**Exercise instructions**
Report every line below that holds the word "color".

Data entries for graphics
==*==
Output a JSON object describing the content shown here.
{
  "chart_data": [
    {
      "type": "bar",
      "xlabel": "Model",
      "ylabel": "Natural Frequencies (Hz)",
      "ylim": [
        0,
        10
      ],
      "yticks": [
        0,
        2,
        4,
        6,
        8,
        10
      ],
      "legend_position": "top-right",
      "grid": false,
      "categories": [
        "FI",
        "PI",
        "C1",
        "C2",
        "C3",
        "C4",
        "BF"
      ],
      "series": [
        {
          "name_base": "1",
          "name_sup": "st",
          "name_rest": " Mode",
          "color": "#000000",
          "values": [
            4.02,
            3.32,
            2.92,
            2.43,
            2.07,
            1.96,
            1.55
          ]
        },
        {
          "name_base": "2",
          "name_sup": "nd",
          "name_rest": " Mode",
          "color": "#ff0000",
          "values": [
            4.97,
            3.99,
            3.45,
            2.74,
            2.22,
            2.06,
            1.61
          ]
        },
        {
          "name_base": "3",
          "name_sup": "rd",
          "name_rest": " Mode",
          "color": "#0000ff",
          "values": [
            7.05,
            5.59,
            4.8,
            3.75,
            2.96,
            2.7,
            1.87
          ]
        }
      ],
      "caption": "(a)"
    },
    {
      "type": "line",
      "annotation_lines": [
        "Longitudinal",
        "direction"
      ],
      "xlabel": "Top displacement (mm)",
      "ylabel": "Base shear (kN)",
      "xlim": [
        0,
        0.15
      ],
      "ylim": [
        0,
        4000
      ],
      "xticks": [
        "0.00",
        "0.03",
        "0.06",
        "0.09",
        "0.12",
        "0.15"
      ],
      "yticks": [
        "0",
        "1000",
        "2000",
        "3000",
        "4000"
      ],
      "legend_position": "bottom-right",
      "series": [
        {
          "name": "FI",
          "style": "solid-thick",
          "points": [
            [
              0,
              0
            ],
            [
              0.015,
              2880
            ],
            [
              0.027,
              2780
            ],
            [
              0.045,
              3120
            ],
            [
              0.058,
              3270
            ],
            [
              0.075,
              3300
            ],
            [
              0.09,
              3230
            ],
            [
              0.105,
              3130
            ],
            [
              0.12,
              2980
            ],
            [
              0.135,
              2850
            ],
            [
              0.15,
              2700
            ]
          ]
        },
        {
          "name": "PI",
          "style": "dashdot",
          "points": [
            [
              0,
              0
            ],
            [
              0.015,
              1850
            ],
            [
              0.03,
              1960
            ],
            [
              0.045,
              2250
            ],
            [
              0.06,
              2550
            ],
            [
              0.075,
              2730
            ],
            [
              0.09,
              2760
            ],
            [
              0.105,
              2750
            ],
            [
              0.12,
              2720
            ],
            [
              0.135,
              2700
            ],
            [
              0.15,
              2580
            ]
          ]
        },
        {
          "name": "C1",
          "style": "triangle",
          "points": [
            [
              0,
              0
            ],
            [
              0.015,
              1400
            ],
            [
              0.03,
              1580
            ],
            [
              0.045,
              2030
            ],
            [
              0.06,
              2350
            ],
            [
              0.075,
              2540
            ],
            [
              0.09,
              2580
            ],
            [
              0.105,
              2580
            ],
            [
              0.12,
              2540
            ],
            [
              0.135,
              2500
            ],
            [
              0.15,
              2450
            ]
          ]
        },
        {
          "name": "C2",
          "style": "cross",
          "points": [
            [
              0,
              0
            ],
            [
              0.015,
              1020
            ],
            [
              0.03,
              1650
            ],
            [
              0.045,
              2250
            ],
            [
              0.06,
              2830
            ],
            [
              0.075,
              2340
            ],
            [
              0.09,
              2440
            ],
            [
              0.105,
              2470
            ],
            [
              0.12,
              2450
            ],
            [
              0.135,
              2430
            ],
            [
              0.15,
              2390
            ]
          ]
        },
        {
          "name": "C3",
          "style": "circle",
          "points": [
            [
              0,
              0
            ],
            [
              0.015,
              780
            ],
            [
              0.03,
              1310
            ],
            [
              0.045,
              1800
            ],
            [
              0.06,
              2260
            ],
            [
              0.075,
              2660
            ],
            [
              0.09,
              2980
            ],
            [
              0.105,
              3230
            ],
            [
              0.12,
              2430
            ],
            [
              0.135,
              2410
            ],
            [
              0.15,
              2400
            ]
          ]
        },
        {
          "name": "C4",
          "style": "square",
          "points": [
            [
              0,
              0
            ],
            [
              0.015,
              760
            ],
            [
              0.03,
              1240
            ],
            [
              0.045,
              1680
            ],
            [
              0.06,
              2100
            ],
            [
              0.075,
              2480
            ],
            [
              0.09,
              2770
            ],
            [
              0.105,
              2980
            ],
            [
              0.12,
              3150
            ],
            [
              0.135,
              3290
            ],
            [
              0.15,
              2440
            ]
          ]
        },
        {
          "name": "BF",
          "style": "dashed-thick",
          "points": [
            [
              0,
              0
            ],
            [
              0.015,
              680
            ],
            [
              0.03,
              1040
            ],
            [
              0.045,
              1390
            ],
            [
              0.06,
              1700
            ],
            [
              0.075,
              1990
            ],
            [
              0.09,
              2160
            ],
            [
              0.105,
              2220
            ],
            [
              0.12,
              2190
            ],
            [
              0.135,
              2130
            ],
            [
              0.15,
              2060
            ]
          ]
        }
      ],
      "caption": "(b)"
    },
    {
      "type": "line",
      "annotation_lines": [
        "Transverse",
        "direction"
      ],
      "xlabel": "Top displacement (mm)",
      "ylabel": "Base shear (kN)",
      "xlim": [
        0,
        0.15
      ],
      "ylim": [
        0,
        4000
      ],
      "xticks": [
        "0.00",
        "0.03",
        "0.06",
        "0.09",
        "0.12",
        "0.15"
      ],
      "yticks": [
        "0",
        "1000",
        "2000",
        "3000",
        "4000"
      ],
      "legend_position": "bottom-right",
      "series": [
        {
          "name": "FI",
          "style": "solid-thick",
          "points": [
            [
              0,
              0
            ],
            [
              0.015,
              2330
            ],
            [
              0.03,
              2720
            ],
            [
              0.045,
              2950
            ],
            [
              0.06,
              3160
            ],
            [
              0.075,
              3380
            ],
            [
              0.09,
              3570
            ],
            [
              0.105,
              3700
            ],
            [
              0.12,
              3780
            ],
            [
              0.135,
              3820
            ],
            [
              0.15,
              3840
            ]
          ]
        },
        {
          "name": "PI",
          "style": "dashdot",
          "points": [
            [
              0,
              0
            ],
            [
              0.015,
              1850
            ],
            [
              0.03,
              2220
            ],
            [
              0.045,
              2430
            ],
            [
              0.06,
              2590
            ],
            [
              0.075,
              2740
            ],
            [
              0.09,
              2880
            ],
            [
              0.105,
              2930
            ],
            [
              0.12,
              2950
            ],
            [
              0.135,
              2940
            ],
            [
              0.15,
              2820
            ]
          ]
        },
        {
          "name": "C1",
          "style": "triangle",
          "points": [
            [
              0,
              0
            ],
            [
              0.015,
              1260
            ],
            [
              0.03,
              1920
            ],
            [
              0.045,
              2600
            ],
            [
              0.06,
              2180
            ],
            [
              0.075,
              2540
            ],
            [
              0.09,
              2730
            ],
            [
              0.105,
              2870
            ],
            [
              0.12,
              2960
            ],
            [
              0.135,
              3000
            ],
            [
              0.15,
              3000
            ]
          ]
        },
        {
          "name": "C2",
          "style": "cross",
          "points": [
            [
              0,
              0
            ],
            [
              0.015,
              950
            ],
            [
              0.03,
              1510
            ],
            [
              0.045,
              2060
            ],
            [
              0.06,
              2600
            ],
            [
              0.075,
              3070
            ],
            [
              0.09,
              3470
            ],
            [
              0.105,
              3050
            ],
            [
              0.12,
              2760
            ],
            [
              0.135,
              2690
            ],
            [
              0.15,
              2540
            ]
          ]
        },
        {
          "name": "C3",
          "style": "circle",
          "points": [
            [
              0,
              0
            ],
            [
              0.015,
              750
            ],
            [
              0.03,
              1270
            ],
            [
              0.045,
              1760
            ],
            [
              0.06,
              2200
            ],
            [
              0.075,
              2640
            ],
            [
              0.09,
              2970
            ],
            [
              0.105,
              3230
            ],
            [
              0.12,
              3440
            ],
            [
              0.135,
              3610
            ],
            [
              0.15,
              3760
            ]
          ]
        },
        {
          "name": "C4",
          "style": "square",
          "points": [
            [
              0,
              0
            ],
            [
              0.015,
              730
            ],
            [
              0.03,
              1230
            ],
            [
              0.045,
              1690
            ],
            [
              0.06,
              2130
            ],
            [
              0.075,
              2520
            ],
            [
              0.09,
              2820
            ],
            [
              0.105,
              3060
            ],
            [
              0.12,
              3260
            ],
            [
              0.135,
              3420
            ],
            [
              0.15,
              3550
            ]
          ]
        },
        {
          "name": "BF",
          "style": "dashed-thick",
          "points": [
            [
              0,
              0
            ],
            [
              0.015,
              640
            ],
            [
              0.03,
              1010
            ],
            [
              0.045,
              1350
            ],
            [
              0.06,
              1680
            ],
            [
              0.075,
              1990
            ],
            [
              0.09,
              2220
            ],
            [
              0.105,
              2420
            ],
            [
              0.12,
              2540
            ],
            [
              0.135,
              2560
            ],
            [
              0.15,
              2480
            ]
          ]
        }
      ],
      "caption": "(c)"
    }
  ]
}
==*==
**Finished task**
          "color": "#000000",
          "color": "#ff0000",
          "color": "#0000ff",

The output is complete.